Stored records:
----

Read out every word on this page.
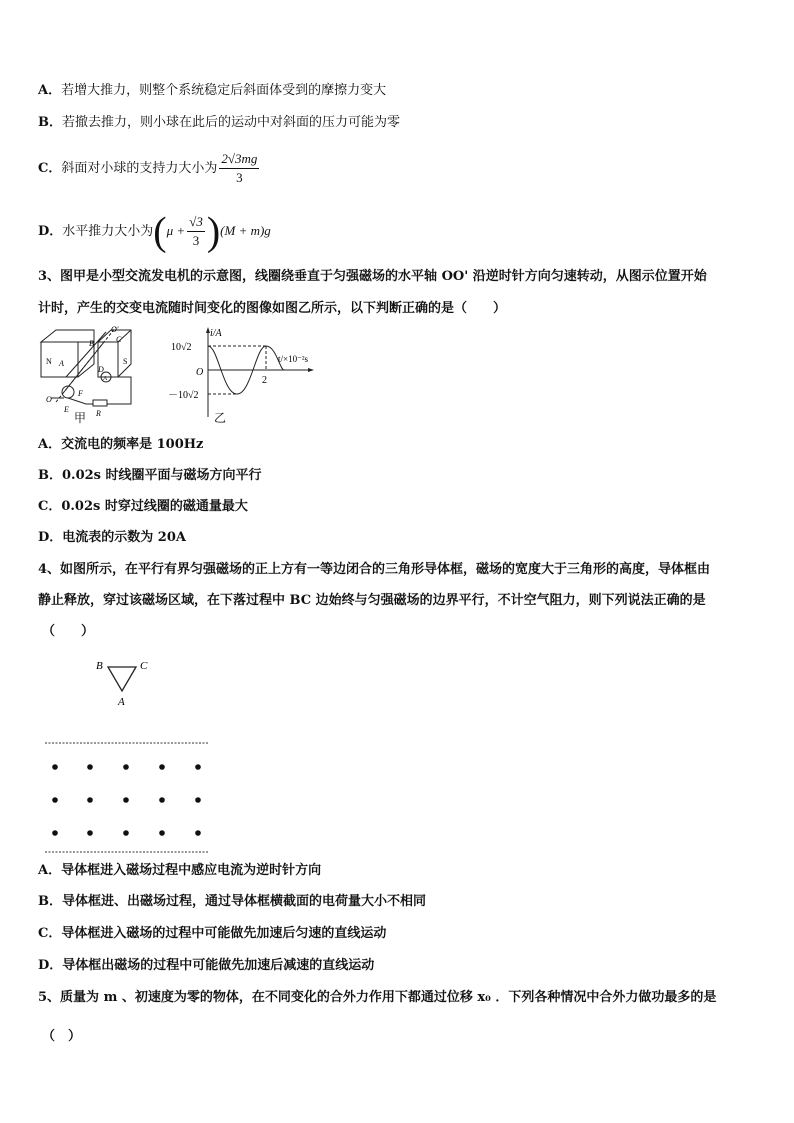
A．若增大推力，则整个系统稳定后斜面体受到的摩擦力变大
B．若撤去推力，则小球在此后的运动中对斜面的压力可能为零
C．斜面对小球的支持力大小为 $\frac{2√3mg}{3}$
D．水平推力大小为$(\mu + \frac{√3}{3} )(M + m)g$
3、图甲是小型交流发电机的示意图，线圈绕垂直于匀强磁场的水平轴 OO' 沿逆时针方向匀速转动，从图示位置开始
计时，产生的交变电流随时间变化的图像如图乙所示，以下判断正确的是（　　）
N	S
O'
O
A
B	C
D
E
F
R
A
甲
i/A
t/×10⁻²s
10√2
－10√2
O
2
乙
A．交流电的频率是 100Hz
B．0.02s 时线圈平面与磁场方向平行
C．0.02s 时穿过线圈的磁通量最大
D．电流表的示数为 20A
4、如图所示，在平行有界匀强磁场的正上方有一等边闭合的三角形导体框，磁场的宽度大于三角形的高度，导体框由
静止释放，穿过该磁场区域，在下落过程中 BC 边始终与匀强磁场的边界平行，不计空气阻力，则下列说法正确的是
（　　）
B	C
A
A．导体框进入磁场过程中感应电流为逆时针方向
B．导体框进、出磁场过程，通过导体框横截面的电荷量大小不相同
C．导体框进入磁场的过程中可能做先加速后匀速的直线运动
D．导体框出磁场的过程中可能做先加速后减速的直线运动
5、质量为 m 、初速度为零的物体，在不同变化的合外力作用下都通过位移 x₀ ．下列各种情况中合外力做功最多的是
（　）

----

Exercise description =
Select and copy each line from the data that includes the word "frac".

Answer to this problem =
C．斜面对小球的支持力大小为 $\frac{2√3mg}{3}$
D．水平推力大小为$(\mu + \frac{√3}{3} )(M + m)g$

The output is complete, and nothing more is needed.